▶ DIRECTIONS FOR THIS TASK
Reproduce each of the following lines word for word, in the same order.
** Start **
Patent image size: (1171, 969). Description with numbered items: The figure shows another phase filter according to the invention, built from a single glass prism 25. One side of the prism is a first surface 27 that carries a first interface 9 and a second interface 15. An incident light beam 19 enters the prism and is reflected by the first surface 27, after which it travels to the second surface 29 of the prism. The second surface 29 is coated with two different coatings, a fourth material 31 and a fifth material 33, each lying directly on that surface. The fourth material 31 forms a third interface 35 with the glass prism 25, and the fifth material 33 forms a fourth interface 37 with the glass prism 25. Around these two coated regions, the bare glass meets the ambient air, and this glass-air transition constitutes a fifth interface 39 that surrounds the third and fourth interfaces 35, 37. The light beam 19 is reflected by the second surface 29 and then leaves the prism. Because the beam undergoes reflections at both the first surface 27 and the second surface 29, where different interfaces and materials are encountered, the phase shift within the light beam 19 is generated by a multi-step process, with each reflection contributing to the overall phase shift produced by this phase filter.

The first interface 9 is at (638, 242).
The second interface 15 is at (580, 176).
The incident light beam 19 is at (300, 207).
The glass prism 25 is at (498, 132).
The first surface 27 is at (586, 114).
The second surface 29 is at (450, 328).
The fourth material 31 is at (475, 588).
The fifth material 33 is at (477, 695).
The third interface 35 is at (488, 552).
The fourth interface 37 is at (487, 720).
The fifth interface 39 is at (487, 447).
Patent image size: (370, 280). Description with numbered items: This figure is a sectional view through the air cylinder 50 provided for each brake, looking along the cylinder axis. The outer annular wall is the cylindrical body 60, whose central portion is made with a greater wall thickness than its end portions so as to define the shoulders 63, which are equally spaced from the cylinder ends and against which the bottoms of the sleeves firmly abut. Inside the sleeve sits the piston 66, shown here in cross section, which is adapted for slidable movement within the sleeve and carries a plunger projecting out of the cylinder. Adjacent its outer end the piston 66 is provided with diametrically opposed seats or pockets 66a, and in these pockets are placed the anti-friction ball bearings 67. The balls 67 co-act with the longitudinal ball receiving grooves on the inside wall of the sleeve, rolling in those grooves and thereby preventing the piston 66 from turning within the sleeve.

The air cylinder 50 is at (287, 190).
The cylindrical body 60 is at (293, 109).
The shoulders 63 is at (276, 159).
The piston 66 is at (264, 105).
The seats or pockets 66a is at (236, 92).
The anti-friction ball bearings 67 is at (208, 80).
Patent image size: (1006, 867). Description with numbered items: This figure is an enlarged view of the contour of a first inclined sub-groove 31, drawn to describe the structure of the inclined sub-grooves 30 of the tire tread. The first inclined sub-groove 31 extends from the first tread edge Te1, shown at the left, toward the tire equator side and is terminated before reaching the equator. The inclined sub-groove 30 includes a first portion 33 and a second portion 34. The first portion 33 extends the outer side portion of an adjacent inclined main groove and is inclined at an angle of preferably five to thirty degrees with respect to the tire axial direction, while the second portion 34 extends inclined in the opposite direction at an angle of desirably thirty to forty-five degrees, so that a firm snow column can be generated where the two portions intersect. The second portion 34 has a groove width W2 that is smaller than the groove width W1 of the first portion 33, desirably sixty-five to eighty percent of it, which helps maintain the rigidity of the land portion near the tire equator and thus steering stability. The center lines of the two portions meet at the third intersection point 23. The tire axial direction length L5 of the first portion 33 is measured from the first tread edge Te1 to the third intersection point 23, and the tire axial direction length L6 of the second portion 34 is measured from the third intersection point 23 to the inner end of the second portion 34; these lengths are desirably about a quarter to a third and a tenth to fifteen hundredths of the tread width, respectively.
** End **
▶ EXERCISE RESPONSE
Patent image size: (1171, 969). Description with numbered items: The figure shows another phase filter according to the invention, built from a single glass prism 25. One side of the prism is a first surface 27 that carries a first interface 9 and a second interface 15. An incident light beam 19 enters the prism and is reflected by the first surface 27, after which it travels to the second surface 29 of the prism. The second surface 29 is coated with two different coatings, a fourth material 31 and a fifth material 33, each lying directly on that surface. The fourth material 31 forms a third interface 35 with the glass prism 25, and the fifth material 33 forms a fourth interface 37 with the glass prism 25. Around these two coated regions, the bare glass meets the ambient air, and this glass-air transition constitutes a fifth interface 39 that surrounds the third and fourth interfaces 35, 37. The light beam 19 is reflected by the second surface 29 and then leaves the prism. Because the beam undergoes reflections at both the first surface 27 and the second surface 29, where different interfaces and materials are encountered, the phase shift within the light beam 19 is generated by a multi-step process, with each reflection contributing to the overall phase shift produced by this phase filter.

The first interface 9 is at (638, 242).
The second interface 15 is at (580, 176).
The incident light beam 19 is at (300, 207).
The glass prism 25 is at (498, 132).
The first surface 27 is at (586, 114).
The second surface 29 is at (450, 328).
The fourth material 31 is at (475, 588).
The fifth material 33 is at (477, 695).
The third interface 35 is at (488, 552).
The fourth interface 37 is at (487, 720).
The fifth interface 39 is at (487, 447).
Patent image size: (370, 280). Description with numbered items: This figure is a sectional view through the air cylinder 50 provided for each brake, looking along the cylinder axis. The outer annular wall is the cylindrical body 60, whose central portion is made with a greater wall thickness than its end portions so as to define the shoulders 63, which are equally spaced from the cylinder ends and against which the bottoms of the sleeves firmly abut. Inside the sleeve sits the piston 66, shown here in cross section, which is adapted for slidable movement within the sleeve and carries a plunger projecting out of the cylinder. Adjacent its outer end the piston 66 is provided with diametrically opposed seats or pockets 66a, and in these pockets are placed the anti-friction ball bearings 67. The balls 67 co-act with the longitudinal ball receiving grooves on the inside wall of the sleeve, rolling in those grooves and thereby preventing the piston 66 from turning within the sleeve.

The air cylinder 50 is at (287, 190).
The cylindrical body 60 is at (293, 109).
The shoulders 63 is at (276, 159).
The piston 66 is at (264, 105).
The seats or pockets 66a is at (236, 92).
The anti-friction ball bearings 67 is at (208, 80).
Patent image size: (1006, 867). Description with numbered items: This figure is an enlarged view of the contour of a first inclined sub-groove 31, drawn to describe the structure of the inclined sub-grooves 30 of the tire tread. The first inclined sub-groove 31 extends from the first tread edge Te1, shown at the left, toward the tire equator side and is terminated before reaching the equator. The inclined sub-groove 30 includes a first portion 33 and a second portion 34. The first portion 33 extends the outer side portion of an adjacent inclined main groove and is inclined at an angle of preferably five to thirty degrees with respect to the tire axial direction, while the second portion 34 extends inclined in the opposite direction at an angle of desirably thirty to forty-five degrees, so that a firm snow column can be generated where the two portions intersect. The second portion 34 has a groove width W2 that is smaller than the groove width W1 of the first portion 33, desirably sixty-five to eighty percent of it, which helps maintain the rigidity of the land portion near the tire equator and thus steering stability. The center lines of the two portions meet at the third intersection point 23. The tire axial direction length L5 of the first portion 33 is measured from the first tread edge Te1 to the third intersection point 23, and the tire axial direction length L6 of the second portion 34 is measured from the third intersection point 23 to the inner end of the second portion 34; these lengths are desirably about a quarter to a third and a tenth to fifteen hundredths of the tread width, respectively.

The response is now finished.